Short problem: Count the lines in the entries below that contain the string "logo". Reply with the number only.

Items from a dataset:
'''

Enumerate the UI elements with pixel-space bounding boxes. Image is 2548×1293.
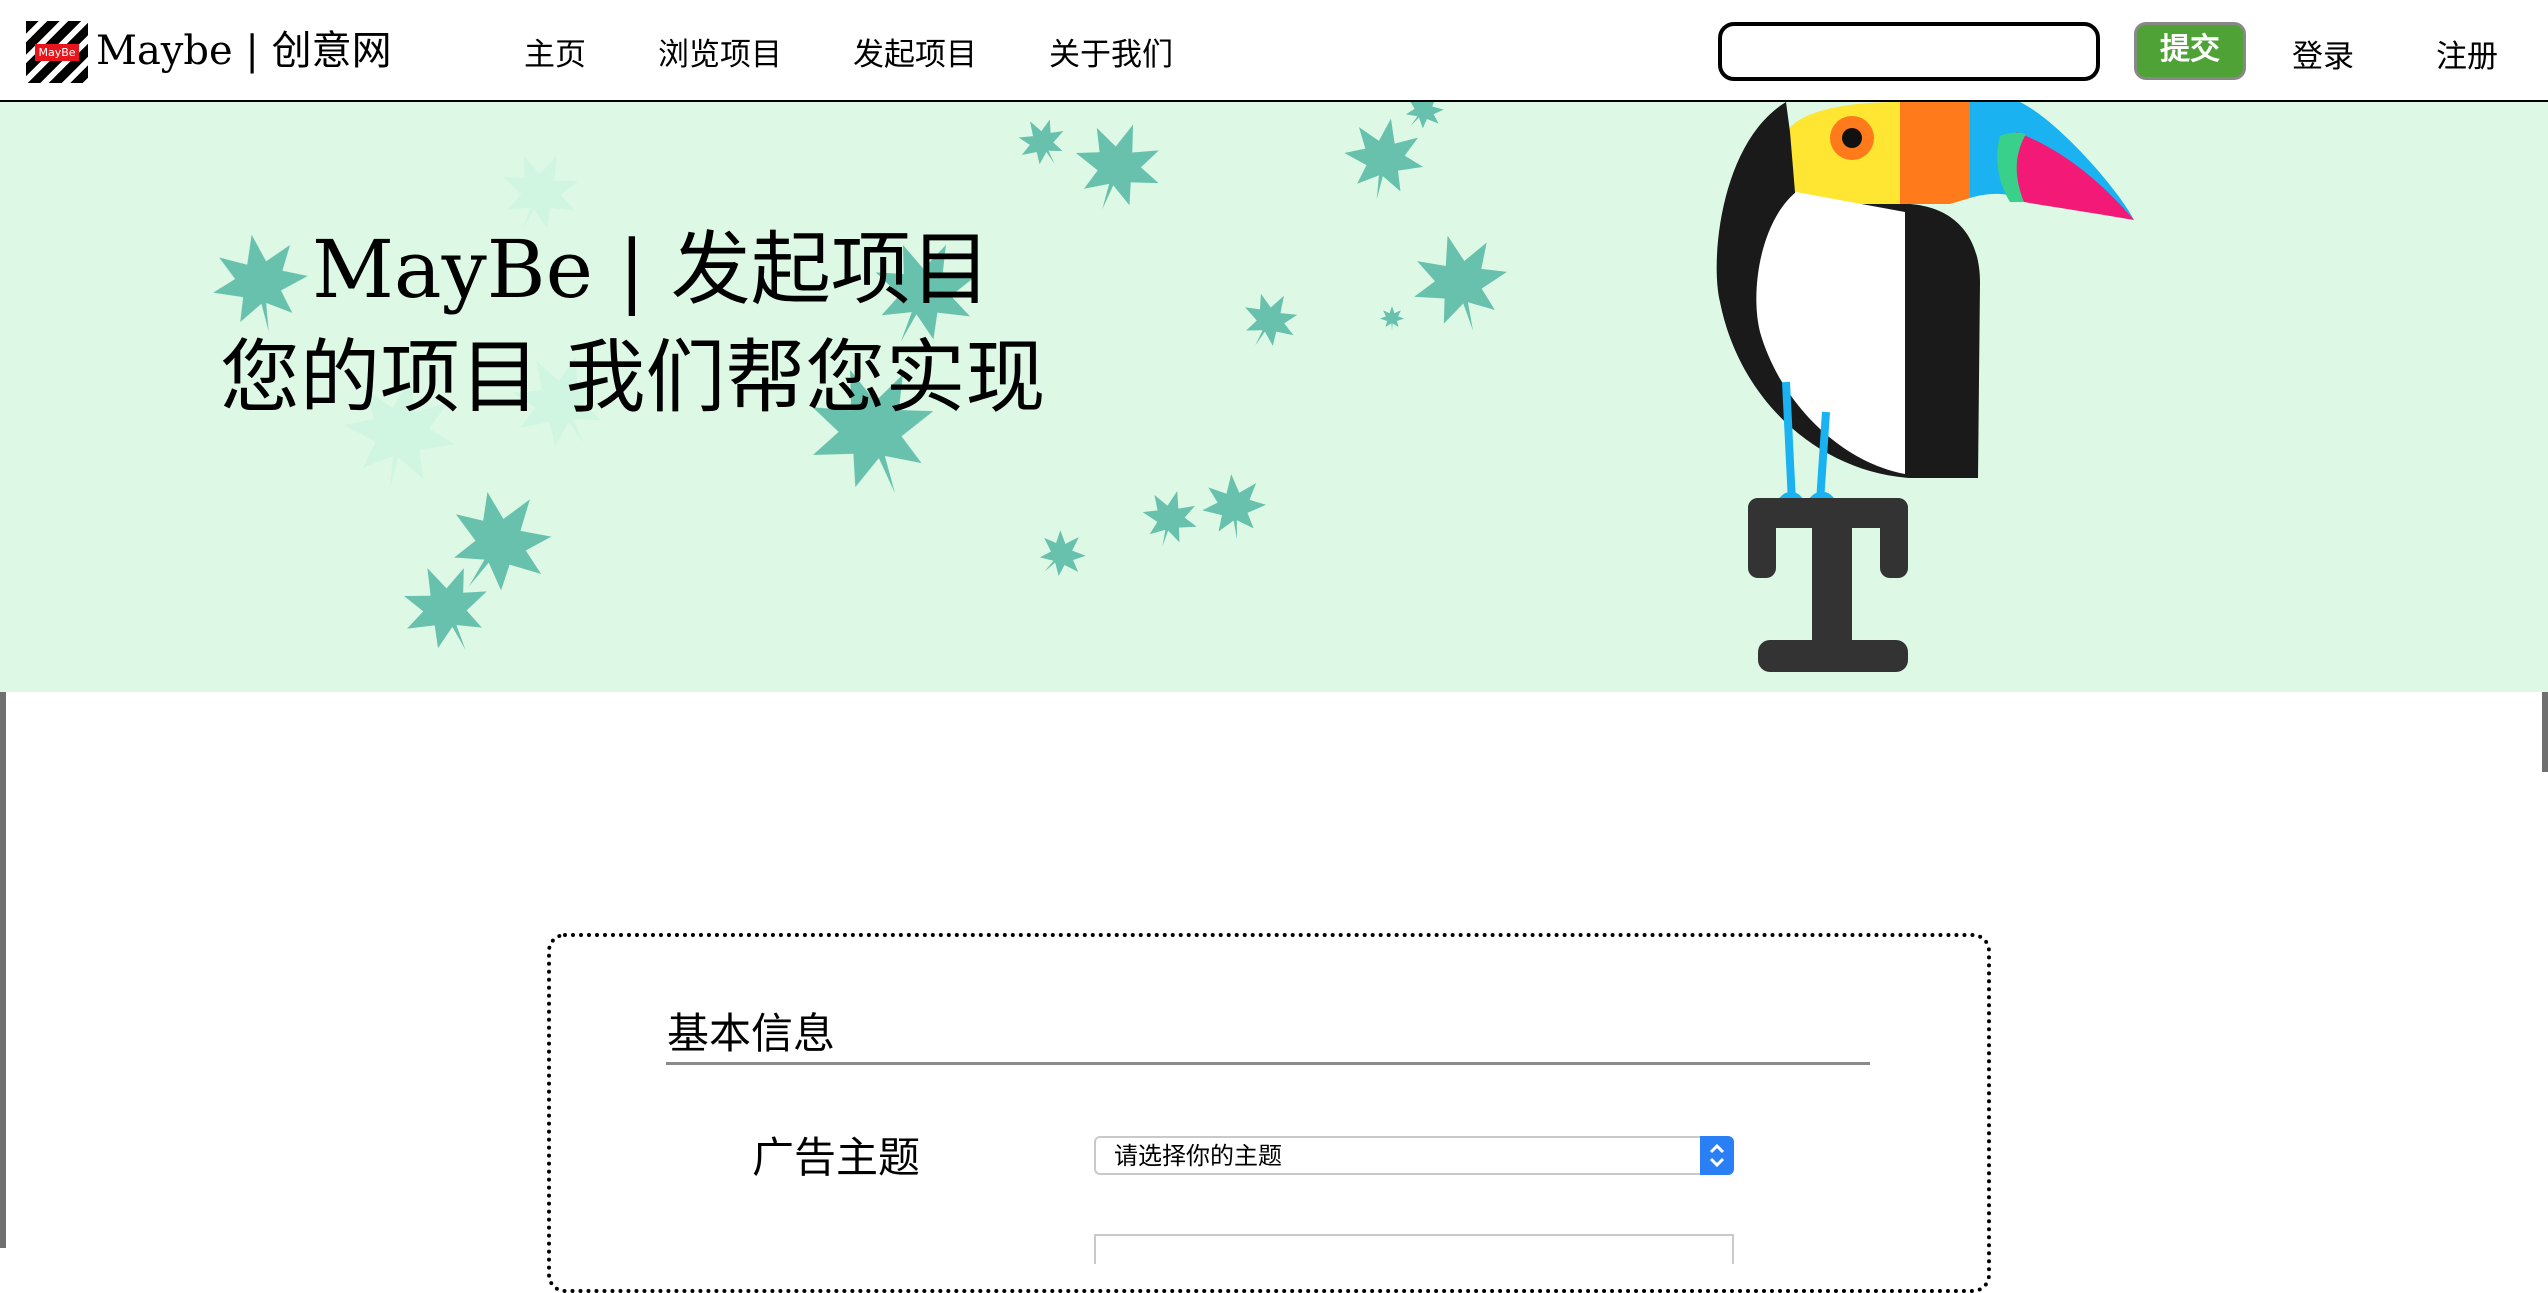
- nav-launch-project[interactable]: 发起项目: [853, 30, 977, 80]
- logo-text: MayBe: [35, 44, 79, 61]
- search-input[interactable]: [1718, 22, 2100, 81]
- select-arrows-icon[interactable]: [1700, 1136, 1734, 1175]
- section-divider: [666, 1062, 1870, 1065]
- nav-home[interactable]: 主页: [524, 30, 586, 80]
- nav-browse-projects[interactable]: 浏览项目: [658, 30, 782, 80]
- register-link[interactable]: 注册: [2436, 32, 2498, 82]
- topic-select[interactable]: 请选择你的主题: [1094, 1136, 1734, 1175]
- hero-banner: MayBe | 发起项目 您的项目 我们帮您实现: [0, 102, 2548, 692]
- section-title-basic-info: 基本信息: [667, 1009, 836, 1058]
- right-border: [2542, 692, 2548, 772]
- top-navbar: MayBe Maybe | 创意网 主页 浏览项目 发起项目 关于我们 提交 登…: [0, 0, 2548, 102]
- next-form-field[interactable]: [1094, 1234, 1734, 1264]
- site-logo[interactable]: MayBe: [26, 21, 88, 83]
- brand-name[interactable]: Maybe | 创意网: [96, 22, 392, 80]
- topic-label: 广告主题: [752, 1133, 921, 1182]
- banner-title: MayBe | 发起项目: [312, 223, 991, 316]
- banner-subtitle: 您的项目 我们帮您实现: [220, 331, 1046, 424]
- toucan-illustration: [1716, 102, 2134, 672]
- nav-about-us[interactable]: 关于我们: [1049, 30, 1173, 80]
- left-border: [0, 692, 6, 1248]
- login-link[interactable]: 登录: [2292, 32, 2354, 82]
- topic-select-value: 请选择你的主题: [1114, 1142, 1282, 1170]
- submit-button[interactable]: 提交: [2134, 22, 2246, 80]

'''

Correct output: 2